▶ PROBLEM TO WORK ON
Copy each line containing the word "pemandangan" from the records that follow, please.

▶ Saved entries
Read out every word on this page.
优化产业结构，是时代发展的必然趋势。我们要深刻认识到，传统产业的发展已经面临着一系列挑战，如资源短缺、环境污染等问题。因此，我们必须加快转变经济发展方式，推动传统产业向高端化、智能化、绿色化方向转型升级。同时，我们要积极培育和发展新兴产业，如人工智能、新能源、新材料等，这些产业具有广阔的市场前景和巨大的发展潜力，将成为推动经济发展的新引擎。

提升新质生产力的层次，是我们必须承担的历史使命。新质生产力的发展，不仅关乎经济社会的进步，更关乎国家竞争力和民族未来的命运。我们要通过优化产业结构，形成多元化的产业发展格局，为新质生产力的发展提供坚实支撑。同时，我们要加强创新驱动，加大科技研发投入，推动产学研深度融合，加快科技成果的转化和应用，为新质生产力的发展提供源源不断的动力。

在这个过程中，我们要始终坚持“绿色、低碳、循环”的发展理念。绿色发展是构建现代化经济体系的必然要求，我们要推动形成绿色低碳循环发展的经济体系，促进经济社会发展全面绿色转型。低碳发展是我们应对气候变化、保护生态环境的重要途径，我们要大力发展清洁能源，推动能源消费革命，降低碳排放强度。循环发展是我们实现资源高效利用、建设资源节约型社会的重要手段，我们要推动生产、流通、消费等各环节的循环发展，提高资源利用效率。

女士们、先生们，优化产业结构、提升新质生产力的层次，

* * *

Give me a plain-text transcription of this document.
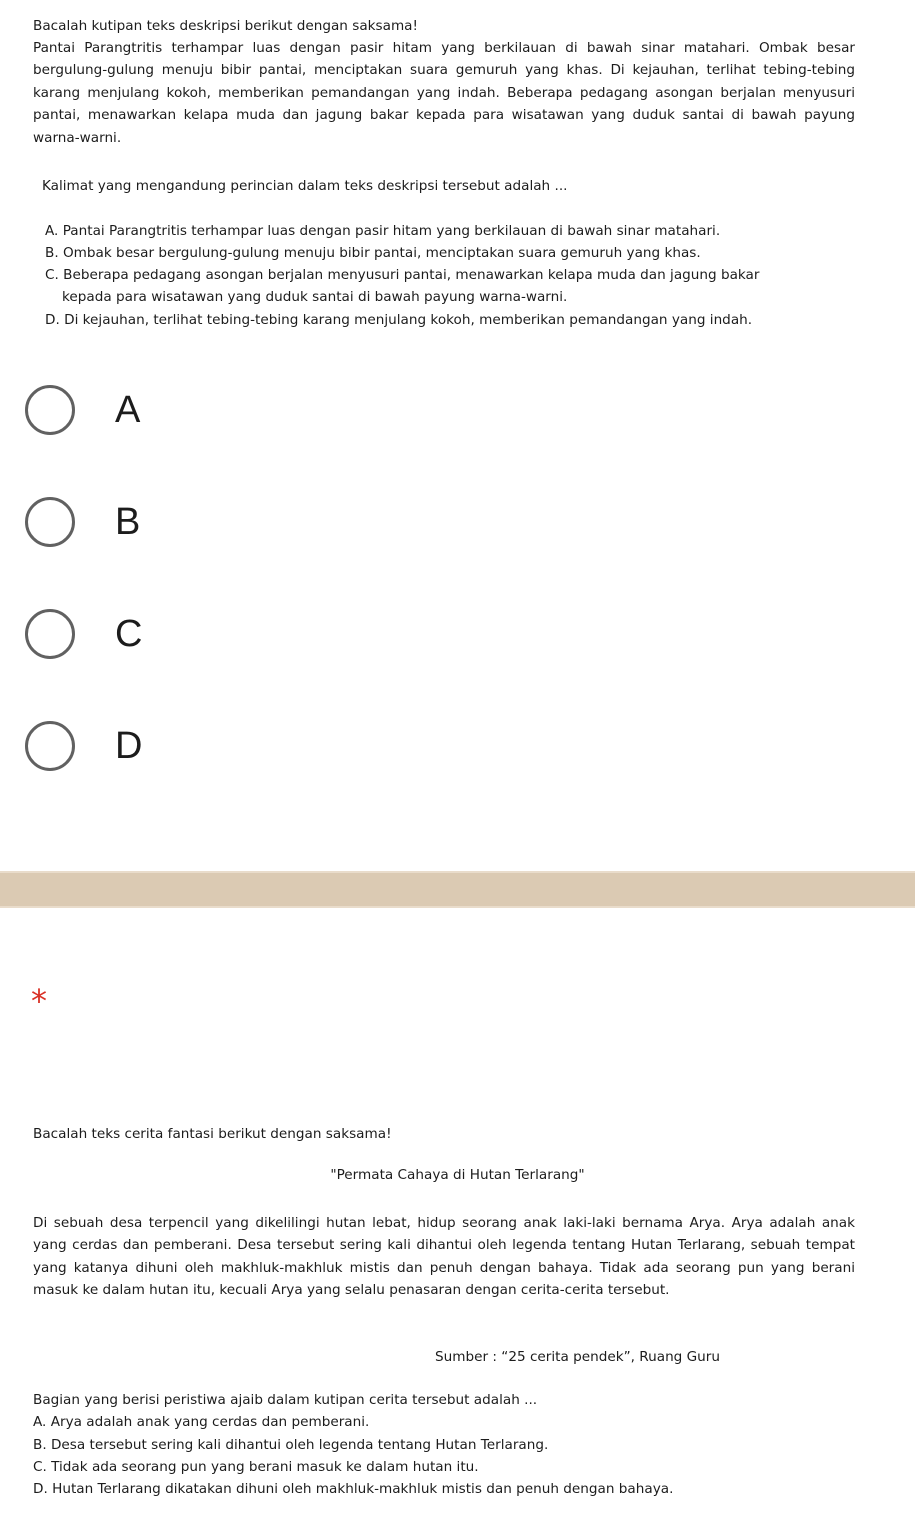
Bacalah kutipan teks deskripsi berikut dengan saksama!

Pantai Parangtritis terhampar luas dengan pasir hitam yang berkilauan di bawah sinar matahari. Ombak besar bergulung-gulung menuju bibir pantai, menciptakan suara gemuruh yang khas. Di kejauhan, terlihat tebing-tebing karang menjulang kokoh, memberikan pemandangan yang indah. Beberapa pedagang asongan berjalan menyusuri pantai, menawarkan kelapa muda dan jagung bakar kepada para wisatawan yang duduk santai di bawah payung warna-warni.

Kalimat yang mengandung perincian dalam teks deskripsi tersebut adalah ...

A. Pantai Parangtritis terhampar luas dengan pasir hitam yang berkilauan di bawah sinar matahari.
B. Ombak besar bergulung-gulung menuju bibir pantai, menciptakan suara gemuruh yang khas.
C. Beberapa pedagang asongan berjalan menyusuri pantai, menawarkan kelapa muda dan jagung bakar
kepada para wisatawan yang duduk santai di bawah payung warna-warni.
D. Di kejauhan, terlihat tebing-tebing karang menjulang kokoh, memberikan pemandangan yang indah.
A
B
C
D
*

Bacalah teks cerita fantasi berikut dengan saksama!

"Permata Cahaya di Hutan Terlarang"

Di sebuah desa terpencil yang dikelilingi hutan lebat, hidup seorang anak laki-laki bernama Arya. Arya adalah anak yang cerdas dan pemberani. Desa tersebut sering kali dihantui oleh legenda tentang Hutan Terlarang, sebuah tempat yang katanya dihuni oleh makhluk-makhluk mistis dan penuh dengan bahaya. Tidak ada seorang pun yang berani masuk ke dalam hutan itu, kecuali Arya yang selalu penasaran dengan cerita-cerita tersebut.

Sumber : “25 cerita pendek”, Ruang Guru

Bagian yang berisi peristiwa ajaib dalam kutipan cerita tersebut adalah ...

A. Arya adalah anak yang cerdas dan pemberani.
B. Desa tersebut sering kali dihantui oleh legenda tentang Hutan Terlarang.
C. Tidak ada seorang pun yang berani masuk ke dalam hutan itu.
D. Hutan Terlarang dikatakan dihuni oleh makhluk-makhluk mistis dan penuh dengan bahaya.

* * *

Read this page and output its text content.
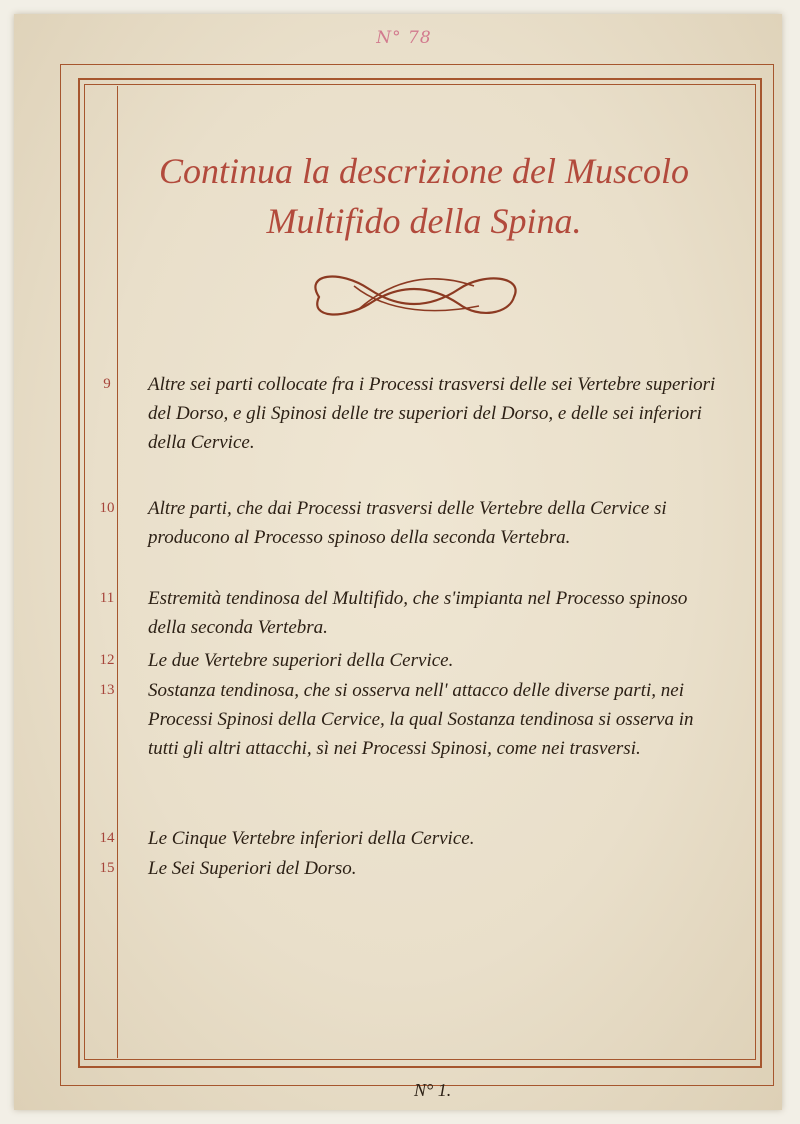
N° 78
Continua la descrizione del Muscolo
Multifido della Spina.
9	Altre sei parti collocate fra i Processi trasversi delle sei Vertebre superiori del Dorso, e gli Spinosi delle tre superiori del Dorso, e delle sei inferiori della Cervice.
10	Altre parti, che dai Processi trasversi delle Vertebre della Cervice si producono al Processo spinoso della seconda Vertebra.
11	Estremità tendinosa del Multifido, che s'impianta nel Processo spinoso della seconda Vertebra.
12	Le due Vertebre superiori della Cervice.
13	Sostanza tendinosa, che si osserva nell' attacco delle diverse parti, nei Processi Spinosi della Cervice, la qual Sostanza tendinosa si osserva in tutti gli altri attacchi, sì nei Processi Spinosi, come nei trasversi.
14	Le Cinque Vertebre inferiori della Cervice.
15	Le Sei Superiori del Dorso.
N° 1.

▶ SOLUTION TO THIS EXERCISE
Pantai Parangtritis terhampar luas dengan pasir hitam yang berkilauan di bawah sinar matahari. Ombak besar bergulung-gulung menuju bibir pantai, menciptakan suara gemuruh yang khas. Di kejauhan, terlihat tebing-tebing karang menjulang kokoh, memberikan pemandangan yang indah. Beberapa pedagang asongan berjalan menyusuri pantai, menawarkan kelapa muda dan jagung bakar kepada para wisatawan yang duduk santai di bawah payung warna-warni.
D. Di kejauhan, terlihat tebing-tebing karang menjulang kokoh, memberikan pemandangan yang indah.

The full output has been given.